● **MATERIAL SHOWN**
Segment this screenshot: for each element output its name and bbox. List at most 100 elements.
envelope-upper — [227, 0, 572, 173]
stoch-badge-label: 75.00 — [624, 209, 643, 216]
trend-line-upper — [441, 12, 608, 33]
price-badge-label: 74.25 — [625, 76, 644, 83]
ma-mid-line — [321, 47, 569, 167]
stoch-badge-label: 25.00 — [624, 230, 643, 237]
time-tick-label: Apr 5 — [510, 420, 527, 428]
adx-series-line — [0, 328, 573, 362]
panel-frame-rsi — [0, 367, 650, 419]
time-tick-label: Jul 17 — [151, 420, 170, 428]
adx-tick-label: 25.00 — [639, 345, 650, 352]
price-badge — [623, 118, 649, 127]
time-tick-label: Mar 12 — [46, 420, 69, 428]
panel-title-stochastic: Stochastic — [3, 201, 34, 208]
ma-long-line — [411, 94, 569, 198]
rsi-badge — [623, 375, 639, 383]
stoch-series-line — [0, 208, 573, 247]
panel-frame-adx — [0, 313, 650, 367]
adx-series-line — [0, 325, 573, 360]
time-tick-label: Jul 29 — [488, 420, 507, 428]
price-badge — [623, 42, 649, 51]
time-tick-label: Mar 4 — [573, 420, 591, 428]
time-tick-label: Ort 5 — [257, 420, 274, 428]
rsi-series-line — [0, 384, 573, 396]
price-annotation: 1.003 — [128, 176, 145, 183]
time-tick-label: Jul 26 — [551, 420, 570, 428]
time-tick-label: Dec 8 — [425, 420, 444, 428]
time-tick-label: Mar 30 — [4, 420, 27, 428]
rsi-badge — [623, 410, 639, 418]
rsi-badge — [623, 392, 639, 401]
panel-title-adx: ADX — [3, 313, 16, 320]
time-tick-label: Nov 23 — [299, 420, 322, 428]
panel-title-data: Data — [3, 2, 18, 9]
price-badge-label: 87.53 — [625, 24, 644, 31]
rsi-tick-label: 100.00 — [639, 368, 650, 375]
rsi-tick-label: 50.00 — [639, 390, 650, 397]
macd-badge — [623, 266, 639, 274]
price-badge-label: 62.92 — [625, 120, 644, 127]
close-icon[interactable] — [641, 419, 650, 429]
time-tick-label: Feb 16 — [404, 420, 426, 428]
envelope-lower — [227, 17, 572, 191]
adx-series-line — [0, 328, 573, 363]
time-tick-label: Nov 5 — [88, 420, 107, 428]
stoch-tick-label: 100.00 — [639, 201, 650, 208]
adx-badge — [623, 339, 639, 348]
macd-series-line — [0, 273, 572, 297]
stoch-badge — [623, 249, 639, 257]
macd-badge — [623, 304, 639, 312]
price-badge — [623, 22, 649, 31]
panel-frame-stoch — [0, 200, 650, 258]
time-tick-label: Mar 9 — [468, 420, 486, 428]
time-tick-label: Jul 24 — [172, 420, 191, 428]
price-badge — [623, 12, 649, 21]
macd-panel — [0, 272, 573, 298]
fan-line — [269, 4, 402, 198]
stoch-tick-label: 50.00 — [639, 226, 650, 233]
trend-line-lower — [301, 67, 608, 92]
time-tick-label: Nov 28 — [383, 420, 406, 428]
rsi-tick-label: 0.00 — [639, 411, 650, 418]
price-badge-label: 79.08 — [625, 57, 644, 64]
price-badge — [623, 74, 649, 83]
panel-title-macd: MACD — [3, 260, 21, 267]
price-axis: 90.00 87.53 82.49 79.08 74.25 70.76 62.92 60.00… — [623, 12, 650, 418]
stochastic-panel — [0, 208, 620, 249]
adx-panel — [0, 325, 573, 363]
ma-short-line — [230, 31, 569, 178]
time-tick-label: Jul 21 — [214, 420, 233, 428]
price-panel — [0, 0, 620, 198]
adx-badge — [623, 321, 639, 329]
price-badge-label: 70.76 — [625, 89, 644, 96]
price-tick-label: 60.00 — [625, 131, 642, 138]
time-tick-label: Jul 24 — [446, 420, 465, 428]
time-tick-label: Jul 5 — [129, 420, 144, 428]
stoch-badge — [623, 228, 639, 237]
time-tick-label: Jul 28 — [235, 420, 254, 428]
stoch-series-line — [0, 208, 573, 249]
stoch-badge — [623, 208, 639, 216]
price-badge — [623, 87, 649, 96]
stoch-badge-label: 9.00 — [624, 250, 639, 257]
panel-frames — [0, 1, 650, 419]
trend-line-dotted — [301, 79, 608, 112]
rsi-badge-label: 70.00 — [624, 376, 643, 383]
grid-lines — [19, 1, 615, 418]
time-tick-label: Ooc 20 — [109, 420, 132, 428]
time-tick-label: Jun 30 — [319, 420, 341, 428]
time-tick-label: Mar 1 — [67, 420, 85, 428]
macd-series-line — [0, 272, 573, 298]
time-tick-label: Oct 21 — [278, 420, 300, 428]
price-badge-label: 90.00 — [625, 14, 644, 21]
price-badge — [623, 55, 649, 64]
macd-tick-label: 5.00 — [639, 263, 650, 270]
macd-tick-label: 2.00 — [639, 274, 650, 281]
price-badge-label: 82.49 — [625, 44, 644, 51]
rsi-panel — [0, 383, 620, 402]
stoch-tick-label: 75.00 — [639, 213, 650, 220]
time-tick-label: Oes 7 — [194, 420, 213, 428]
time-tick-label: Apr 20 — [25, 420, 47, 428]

● **AIM**
Present every line of the records above as a Markdown table with the columns Row and Entry, numbering each row and leaving out blank lines.

● **THE REPLY**
| Row | Entry |
|---|---|
| 1 | Segment this screenshot: for each element output its name and bbox. List at most 100 elements. |
| 2 | envelope-upper — [227, 0, 572, 173] |
| 3 | stoch-badge-label: 75.00 — [624, 209, 643, 216] |
| 4 | trend-line-upper — [441, 12, 608, 33] |
| 5 | price-badge-label: 74.25 — [625, 76, 644, 83] |
| 6 | ma-mid-line — [321, 47, 569, 167] |
| 7 | stoch-badge-label: 25.00 — [624, 230, 643, 237] |
| 8 | time-tick-label: Apr 5 — [510, 420, 527, 428] |
| 9 | adx-series-line — [0, 328, 573, 362] |
| 10 | panel-frame-rsi — [0, 367, 650, 419] |
| 11 | time-tick-label: Jul 17 — [151, 420, 170, 428] |
| 12 | adx-tick-label: 25.00 — [639, 345, 650, 352] |
| 13 | price-badge — [623, 118, 649, 127] |
| 14 | time-tick-label: Mar 12 — [46, 420, 69, 428] |
| 15 | panel-title-stochastic: Stochastic — [3, 201, 34, 208] |
| 16 | ma-long-line — [411, 94, 569, 198] |
| 17 | rsi-badge — [623, 375, 639, 383] |
| 18 | stoch-series-line — [0, 208, 573, 247] |
| 19 | panel-frame-adx — [0, 313, 650, 367] |
| 20 | adx-series-line — [0, 325, 573, 360] |
| 21 | time-tick-label: Jul 29 — [488, 420, 507, 428] |
| 22 | price-badge — [623, 42, 649, 51] |
| 23 | time-tick-label: Mar 4 — [573, 420, 591, 428] |
| 24 | time-tick-label: Ort 5 — [257, 420, 274, 428] |
| 25 | rsi-series-line — [0, 384, 573, 396] |
| 26 | price-annotation: 1.003 — [128, 176, 145, 183] |
| 27 | time-tick-label: Jul 26 — [551, 420, 570, 428] |
| 28 | time-tick-label: Dec 8 — [425, 420, 444, 428] |
| 29 | time-tick-label: Mar 30 — [4, 420, 27, 428] |
| 30 | rsi-badge — [623, 410, 639, 418] |
| 31 | rsi-badge — [623, 392, 639, 401] |
| 32 | panel-title-adx: ADX — [3, 313, 16, 320] |
| 33 | time-tick-label: Nov 23 — [299, 420, 322, 428] |
| 34 | panel-title-data: Data — [3, 2, 18, 9] |
| 35 | price-badge-label: 87.53 — [625, 24, 644, 31] |
| 36 | rsi-tick-label: 100.00 — [639, 368, 650, 375] |
| 37 | rsi-tick-label: 50.00 — [639, 390, 650, 397] |
| 38 | macd-badge — [623, 266, 639, 274] |
| 39 | price-badge-label: 62.92 — [625, 120, 644, 127] |
| 40 | close-icon[interactable] — [641, 419, 650, 429] |
| 41 | time-tick-label: Feb 16 — [404, 420, 426, 428] |
| 42 | envelope-lower — [227, 17, 572, 191] |
| 43 | adx-series-line — [0, 328, 573, 363] |
| 44 | time-tick-label: Nov 5 — [88, 420, 107, 428] |
| 45 | stoch-tick-label: 100.00 — [639, 201, 650, 208] |
| 46 | adx-badge — [623, 339, 639, 348] |
| 47 | macd-series-line — [0, 273, 572, 297] |
| 48 | stoch-badge — [623, 249, 639, 257] |
| 49 | macd-badge — [623, 304, 639, 312] |
| 50 | price-badge — [623, 22, 649, 31] |
| 51 | panel-frame-stoch — [0, 200, 650, 258] |
| 52 | time-tick-label: Mar 9 — [468, 420, 486, 428] |
| 53 | time-tick-label: Jul 24 — [172, 420, 191, 428] |
| 54 | price-badge — [623, 12, 649, 21] |
| 55 | macd-panel — [0, 272, 573, 298] |
| 56 | fan-line — [269, 4, 402, 198] |
| 57 | stoch-tick-label: 50.00 — [639, 226, 650, 233] |
| 58 | trend-line-lower — [301, 67, 608, 92] |
| 59 | time-tick-label: Nov 28 — [383, 420, 406, 428] |
| 60 | rsi-tick-label: 0.00 — [639, 411, 650, 418] |
| 61 | price-badge-label: 79.08 — [625, 57, 644, 64] |
| 62 | price-badge — [623, 74, 649, 83] |
| 63 | panel-title-macd: MACD — [3, 260, 21, 267] |
| 64 | price-axis: 90.00 87.53 82.49 79.08 74.25 70.76 62.92 60.00… — [623, 12, 650, 418] |
| 65 | stochastic-panel — [0, 208, 620, 249] |
| 66 | adx-panel — [0, 325, 573, 363] |
| 67 | ma-short-line — [230, 31, 569, 178] |
| 68 | time-tick-label: Jul 21 — [214, 420, 233, 428] |
| 69 | price-panel — [0, 0, 620, 198] |
| 70 | adx-badge — [623, 321, 639, 329] |
| 71 | price-badge-label: 70.76 — [625, 89, 644, 96] |
| 72 | price-tick-label: 60.00 — [625, 131, 642, 138] |
| 73 | time-tick-label: Jul 24 — [446, 420, 465, 428] |
| 74 | time-tick-label: Jul 5 — [129, 420, 144, 428] |
| 75 | stoch-badge — [623, 228, 639, 237] |
| 76 | time-tick-label: Jul 28 — [235, 420, 254, 428] |
| 77 | stoch-series-line — [0, 208, 573, 249] |
| 78 | stoch-badge — [623, 208, 639, 216] |
| 79 | price-badge — [623, 87, 649, 96] |
| 80 | stoch-badge-label: 9.00 — [624, 250, 639, 257] |
| 81 | panel-frames — [0, 1, 650, 419] |
| 82 | trend-line-dotted — [301, 79, 608, 112] |
| 83 | rsi-badge-label: 70.00 — [624, 376, 643, 383] |
| 84 | grid-lines — [19, 1, 615, 418] |
| 85 | time-tick-label: Ooc 20 — [109, 420, 132, 428] |
| 86 | time-tick-label: Jun 30 — [319, 420, 341, 428] |
| 87 | time-tick-label: Mar 1 — [67, 420, 85, 428] |
| 88 | macd-series-line — [0, 272, 573, 298] |
| 89 | time-tick-label: Oct 21 — [278, 420, 300, 428] |
| 90 | price-badge-label: 90.00 — [625, 14, 644, 21] |
| 91 | price-badge — [623, 55, 649, 64] |
| 92 | macd-tick-label: 5.00 — [639, 263, 650, 270] |
| 93 | macd-tick-label: 2.00 — [639, 274, 650, 281] |
| 94 | price-badge-label: 82.49 — [625, 44, 644, 51] |
| 95 | rsi-panel — [0, 383, 620, 402] |
| 96 | stoch-tick-label: 75.00 — [639, 213, 650, 220] |
| 97 | time-tick-label: Oes 7 — [194, 420, 213, 428] |
| 98 | time-tick-label: Apr 20 — [25, 420, 47, 428] |